● **Exercise prompt**
Only lines with the string "username" matter here; gather them from the material below.

Stored data entries
============================================================
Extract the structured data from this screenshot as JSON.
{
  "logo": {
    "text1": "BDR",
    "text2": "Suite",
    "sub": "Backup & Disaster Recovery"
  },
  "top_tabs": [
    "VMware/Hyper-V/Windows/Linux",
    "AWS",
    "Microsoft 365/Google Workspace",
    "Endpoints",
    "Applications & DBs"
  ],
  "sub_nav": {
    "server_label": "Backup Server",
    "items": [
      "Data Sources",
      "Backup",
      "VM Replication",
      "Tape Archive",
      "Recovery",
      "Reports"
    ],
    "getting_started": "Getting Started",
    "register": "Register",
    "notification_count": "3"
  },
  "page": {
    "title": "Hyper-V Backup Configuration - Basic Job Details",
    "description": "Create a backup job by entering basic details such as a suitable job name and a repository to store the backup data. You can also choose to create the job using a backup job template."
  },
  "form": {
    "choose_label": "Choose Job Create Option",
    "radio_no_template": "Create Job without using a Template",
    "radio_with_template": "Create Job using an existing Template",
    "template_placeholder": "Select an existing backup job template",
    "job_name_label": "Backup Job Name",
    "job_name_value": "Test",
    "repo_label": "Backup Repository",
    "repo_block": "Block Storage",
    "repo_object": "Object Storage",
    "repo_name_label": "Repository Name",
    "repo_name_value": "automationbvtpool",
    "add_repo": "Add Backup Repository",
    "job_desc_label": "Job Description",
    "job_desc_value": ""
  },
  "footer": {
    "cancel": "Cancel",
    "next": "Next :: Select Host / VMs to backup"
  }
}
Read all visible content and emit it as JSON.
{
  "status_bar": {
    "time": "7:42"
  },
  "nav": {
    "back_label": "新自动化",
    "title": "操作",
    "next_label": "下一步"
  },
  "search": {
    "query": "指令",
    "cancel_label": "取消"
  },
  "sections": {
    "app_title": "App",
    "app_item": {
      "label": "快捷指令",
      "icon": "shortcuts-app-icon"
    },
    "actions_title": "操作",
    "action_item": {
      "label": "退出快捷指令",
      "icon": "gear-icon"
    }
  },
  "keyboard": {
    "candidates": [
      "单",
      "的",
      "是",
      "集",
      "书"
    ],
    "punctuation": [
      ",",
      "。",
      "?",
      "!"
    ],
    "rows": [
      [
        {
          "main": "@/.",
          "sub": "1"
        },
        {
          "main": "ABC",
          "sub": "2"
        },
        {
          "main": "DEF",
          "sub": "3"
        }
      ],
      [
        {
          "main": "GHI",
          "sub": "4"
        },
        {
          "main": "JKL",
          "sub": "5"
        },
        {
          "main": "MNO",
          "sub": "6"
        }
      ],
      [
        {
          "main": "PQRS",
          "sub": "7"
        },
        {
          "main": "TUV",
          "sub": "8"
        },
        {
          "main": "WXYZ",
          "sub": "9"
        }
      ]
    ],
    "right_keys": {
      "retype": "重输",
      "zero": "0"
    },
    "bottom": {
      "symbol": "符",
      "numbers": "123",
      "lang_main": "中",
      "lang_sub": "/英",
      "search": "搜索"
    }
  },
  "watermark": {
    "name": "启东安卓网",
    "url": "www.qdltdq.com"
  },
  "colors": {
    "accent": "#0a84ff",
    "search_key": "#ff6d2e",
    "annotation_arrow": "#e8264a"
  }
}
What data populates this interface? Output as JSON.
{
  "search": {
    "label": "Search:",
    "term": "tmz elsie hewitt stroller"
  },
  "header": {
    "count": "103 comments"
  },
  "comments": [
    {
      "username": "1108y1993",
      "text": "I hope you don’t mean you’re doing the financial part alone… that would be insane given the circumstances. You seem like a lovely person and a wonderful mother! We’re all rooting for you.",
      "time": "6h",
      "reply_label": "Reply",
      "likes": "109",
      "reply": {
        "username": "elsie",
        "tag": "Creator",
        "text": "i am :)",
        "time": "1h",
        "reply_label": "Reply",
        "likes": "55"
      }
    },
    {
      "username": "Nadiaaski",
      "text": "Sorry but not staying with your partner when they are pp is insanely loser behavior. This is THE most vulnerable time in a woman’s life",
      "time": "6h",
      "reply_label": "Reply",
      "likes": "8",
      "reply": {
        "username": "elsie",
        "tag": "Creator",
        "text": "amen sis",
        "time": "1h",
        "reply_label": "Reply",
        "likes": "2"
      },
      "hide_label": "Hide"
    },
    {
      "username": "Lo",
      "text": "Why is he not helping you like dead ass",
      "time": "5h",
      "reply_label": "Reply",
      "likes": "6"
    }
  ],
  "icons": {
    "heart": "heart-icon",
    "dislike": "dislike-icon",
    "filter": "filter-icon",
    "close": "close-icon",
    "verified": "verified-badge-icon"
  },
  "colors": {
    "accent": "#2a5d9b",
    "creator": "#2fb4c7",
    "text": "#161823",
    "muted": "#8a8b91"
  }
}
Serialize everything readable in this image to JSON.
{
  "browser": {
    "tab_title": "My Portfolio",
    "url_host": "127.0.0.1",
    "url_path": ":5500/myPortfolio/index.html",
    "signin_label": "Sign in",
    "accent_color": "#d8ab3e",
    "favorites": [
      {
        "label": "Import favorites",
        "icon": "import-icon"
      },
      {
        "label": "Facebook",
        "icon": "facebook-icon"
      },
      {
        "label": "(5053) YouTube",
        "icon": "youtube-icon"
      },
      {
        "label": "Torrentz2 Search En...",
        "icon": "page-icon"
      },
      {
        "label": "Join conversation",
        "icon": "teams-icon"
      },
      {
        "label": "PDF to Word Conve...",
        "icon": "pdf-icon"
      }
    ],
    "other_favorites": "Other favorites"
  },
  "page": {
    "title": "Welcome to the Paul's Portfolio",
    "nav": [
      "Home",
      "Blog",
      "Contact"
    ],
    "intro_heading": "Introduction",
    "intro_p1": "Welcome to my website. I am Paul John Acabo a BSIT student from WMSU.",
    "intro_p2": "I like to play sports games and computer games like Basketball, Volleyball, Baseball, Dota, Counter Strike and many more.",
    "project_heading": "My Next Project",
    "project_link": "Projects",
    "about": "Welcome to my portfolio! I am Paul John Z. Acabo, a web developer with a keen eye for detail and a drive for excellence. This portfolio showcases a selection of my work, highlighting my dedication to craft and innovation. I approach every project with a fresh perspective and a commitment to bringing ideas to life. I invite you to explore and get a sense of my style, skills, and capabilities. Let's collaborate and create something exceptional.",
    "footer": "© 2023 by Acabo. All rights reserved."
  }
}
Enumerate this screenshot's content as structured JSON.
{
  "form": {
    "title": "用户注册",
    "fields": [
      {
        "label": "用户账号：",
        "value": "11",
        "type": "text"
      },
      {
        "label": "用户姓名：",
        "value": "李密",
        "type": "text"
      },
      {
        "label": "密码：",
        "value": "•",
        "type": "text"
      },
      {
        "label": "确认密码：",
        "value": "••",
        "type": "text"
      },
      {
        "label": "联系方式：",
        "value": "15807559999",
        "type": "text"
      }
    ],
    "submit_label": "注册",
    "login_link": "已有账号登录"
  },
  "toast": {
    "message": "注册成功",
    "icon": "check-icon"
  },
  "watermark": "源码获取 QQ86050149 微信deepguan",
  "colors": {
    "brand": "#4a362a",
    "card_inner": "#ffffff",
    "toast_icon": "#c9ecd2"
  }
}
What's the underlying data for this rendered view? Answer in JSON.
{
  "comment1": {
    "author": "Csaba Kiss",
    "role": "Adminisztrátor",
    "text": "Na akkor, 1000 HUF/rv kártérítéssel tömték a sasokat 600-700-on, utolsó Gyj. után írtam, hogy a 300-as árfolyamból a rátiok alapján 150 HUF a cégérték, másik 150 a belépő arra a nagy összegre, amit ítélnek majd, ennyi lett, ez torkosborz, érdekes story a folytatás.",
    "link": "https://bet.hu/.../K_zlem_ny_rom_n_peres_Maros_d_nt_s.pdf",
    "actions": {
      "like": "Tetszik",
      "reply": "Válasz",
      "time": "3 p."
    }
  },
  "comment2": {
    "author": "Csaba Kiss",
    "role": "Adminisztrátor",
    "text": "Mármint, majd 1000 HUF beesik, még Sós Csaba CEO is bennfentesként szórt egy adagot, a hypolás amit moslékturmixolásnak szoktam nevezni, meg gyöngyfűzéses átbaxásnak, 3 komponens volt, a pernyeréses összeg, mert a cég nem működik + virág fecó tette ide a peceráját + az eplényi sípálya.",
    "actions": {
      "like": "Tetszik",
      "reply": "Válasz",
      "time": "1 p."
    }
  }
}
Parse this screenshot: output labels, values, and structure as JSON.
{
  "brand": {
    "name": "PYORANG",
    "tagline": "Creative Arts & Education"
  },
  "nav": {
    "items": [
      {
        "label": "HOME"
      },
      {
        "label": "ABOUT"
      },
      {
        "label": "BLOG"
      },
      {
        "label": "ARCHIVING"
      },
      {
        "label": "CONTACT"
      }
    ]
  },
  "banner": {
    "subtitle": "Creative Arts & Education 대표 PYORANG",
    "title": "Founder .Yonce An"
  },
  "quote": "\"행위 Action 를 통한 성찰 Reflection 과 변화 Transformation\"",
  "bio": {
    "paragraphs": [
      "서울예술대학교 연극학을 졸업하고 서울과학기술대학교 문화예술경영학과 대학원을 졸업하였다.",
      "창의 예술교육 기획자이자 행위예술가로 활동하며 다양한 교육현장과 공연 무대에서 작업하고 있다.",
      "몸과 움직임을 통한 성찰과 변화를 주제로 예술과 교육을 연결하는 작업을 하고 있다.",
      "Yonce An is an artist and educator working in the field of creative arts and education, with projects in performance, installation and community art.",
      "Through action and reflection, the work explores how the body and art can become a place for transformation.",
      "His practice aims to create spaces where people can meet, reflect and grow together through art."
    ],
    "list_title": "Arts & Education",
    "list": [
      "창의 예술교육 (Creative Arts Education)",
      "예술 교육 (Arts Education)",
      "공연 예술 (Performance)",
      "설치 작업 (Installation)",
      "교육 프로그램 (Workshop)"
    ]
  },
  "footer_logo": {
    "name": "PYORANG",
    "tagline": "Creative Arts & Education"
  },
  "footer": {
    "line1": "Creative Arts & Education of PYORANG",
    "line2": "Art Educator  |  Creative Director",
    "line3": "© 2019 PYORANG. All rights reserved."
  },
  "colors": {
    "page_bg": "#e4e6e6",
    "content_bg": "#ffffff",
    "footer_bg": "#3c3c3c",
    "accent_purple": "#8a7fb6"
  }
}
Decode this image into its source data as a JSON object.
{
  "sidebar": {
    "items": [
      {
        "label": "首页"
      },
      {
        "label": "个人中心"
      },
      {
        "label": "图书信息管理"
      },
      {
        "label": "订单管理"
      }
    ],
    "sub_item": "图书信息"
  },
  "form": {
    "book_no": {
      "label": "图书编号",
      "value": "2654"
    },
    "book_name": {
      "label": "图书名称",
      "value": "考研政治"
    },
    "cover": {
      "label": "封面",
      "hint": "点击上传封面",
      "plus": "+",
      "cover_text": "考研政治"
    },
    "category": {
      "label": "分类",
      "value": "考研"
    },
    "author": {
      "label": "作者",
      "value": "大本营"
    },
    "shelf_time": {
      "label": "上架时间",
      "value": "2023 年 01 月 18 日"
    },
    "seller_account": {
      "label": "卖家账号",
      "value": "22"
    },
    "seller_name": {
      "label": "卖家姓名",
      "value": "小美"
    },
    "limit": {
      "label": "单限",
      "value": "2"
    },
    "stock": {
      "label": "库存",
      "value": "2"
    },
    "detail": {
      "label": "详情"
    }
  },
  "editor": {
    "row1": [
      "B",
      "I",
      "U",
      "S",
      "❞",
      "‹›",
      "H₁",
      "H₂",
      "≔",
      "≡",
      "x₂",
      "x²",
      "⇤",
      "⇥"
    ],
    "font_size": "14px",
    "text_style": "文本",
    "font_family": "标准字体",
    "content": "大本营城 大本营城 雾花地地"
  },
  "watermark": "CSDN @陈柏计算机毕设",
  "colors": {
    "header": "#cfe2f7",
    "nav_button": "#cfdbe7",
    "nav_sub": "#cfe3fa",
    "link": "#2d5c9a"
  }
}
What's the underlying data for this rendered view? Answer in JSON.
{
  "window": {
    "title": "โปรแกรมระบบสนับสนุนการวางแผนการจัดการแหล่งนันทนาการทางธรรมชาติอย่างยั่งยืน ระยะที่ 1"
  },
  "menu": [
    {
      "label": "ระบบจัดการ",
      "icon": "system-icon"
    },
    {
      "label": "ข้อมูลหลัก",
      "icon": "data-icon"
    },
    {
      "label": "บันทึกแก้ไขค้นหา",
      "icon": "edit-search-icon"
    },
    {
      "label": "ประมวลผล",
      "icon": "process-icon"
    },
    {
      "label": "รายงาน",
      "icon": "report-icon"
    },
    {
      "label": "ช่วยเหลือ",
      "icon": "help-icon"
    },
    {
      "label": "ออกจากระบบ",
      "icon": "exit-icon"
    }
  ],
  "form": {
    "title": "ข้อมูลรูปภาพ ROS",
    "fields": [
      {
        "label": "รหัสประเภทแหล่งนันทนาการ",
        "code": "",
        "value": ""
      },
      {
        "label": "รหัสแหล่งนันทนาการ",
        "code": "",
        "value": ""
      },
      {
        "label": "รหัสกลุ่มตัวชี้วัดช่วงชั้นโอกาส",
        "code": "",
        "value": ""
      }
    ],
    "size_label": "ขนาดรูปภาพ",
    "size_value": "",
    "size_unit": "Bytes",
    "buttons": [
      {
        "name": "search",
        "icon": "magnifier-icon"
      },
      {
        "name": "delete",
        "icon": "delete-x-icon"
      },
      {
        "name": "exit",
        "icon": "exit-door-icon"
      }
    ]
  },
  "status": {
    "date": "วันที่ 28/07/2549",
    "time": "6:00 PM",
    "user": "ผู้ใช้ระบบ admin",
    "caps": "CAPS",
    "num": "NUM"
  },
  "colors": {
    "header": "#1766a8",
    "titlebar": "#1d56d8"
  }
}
============================================================
● **Correct result**
      "username": "1108y1993",
        "username": "elsie",
      "username": "Nadiaaski",
        "username": "elsie",
      "username": "Lo",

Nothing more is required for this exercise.